▼
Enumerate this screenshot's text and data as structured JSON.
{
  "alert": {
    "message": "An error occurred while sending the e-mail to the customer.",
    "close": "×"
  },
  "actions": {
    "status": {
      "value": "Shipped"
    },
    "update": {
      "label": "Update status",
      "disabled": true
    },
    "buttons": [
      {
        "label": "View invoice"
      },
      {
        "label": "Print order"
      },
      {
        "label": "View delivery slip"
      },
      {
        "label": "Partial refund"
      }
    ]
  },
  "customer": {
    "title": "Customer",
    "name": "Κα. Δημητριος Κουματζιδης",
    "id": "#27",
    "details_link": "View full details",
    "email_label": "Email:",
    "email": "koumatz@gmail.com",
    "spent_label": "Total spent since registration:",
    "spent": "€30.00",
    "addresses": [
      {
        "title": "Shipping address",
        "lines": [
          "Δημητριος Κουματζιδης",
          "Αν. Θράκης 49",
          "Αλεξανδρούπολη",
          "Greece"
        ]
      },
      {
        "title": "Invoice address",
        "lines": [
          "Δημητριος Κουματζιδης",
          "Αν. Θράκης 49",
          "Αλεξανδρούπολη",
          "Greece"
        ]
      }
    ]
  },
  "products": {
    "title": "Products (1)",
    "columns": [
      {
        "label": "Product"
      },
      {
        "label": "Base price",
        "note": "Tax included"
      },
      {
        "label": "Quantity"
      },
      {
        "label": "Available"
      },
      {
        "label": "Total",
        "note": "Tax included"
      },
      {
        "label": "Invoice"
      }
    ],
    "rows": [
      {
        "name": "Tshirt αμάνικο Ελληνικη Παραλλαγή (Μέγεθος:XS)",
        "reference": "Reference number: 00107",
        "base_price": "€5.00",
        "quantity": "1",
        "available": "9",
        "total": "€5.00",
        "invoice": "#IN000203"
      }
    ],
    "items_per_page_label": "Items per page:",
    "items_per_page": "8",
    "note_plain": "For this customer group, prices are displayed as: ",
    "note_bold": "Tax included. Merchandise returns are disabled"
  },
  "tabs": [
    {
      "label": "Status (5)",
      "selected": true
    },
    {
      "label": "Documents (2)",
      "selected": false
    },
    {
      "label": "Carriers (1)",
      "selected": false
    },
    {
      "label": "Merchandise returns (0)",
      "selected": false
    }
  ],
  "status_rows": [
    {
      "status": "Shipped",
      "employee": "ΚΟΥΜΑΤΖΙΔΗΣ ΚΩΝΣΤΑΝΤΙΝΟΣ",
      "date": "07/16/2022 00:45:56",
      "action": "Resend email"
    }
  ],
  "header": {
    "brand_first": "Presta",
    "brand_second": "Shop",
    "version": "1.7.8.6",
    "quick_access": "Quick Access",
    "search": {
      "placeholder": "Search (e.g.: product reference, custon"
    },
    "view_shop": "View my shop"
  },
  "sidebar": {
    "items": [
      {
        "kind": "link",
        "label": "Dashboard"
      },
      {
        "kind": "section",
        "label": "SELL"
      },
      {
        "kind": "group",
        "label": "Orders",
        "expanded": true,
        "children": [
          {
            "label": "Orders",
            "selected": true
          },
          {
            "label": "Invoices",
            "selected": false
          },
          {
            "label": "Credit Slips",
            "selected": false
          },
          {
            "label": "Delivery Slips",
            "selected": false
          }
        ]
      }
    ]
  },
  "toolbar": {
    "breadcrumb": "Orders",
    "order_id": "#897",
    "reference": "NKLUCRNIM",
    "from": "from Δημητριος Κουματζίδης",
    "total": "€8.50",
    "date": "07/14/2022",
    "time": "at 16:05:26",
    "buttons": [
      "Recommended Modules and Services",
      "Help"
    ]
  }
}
▲
Copy out the full listing exactly.

- **Problem solution**:
Enumerate this screenshot's text and data as structured JSON.
{
  "alert": {
    "message": "An error occurred while sending the e-mail to the customer.",
    "close": "×"
  },
  "actions": {
    "status": {
      "value": "Shipped"
    },
    "update": {
      "label": "Update status",
      "disabled": true
    },
    "buttons": [
      {
        "label": "View invoice"
      },
      {
        "label": "Print order"
      },
      {
        "label": "View delivery slip"
      },
      {
        "label": "Partial refund"
      }
    ]
  },
  "customer": {
    "title": "Customer",
    "name": "Κα. Δημητριος Κουματζιδης",
    "id": "#27",
    "details_link": "View full details",
    "email_label": "Email:",
    "email": "koumatz@gmail.com",
    "spent_label": "Total spent since registration:",
    "spent": "€30.00",
    "addresses": [
      {
        "title": "Shipping address",
        "lines": [
          "Δημητριος Κουματζιδης",
          "Αν. Θράκης 49",
          "Αλεξανδρούπολη",
          "Greece"
        ]
      },
      {
        "title": "Invoice address",
        "lines": [
          "Δημητριος Κουματζιδης",
          "Αν. Θράκης 49",
          "Αλεξανδρούπολη",
          "Greece"
        ]
      }
    ]
  },
  "products": {
    "title": "Products (1)",
    "columns": [
      {
        "label": "Product"
      },
      {
        "label": "Base price",
        "note": "Tax included"
      },
      {
        "label": "Quantity"
      },
      {
        "label": "Available"
      },
      {
        "label": "Total",
        "note": "Tax included"
      },
      {
        "label": "Invoice"
      }
    ],
    "rows": [
      {
        "name": "Tshirt αμάνικο Ελληνικη Παραλλαγή (Μέγεθος:XS)",
        "reference": "Reference number: 00107",
        "base_price": "€5.00",
        "quantity": "1",
        "available": "9",
        "total": "€5.00",
        "invoice": "#IN000203"
      }
    ],
    "items_per_page_label": "Items per page:",
    "items_per_page": "8",
    "note_plain": "For this customer group, prices are displayed as: ",
    "note_bold": "Tax included. Merchandise returns are disabled"
  },
  "tabs": [
    {
      "label": "Status (5)",
      "selected": true
    },
    {
      "label": "Documents (2)",
      "selected": false
    },
    {
      "label": "Carriers (1)",
      "selected": false
    },
    {
      "label": "Merchandise returns (0)",
      "selected": false
    }
  ],
  "status_rows": [
    {
      "status": "Shipped",
      "employee": "ΚΟΥΜΑΤΖΙΔΗΣ ΚΩΝΣΤΑΝΤΙΝΟΣ",
      "date": "07/16/2022 00:45:56",
      "action": "Resend email"
    }
  ],
  "header": {
    "brand_first": "Presta",
    "brand_second": "Shop",
    "version": "1.7.8.6",
    "quick_access": "Quick Access",
    "search": {
      "placeholder": "Search (e.g.: product reference, custon"
    },
    "view_shop": "View my shop"
  },
  "sidebar": {
    "items": [
      {
        "kind": "link",
        "label": "Dashboard"
      },
      {
        "kind": "section",
        "label": "SELL"
      },
      {
        "kind": "group",
        "label": "Orders",
        "expanded": true,
        "children": [
          {
            "label": "Orders",
            "selected": true
          },
          {
            "label": "Invoices",
            "selected": false
          },
          {
            "label": "Credit Slips",
            "selected": false
          },
          {
            "label": "Delivery Slips",
            "selected": false
          }
        ]
      }
    ]
  },
  "toolbar": {
    "breadcrumb": "Orders",
    "order_id": "#897",
    "reference": "NKLUCRNIM",
    "from": "from Δημητριος Κουματζίδης",
    "total": "€8.50",
    "date": "07/14/2022",
    "time": "at 16:05:26",
    "buttons": [
      "Recommended Modules and Services",
      "Help"
    ]
  }
}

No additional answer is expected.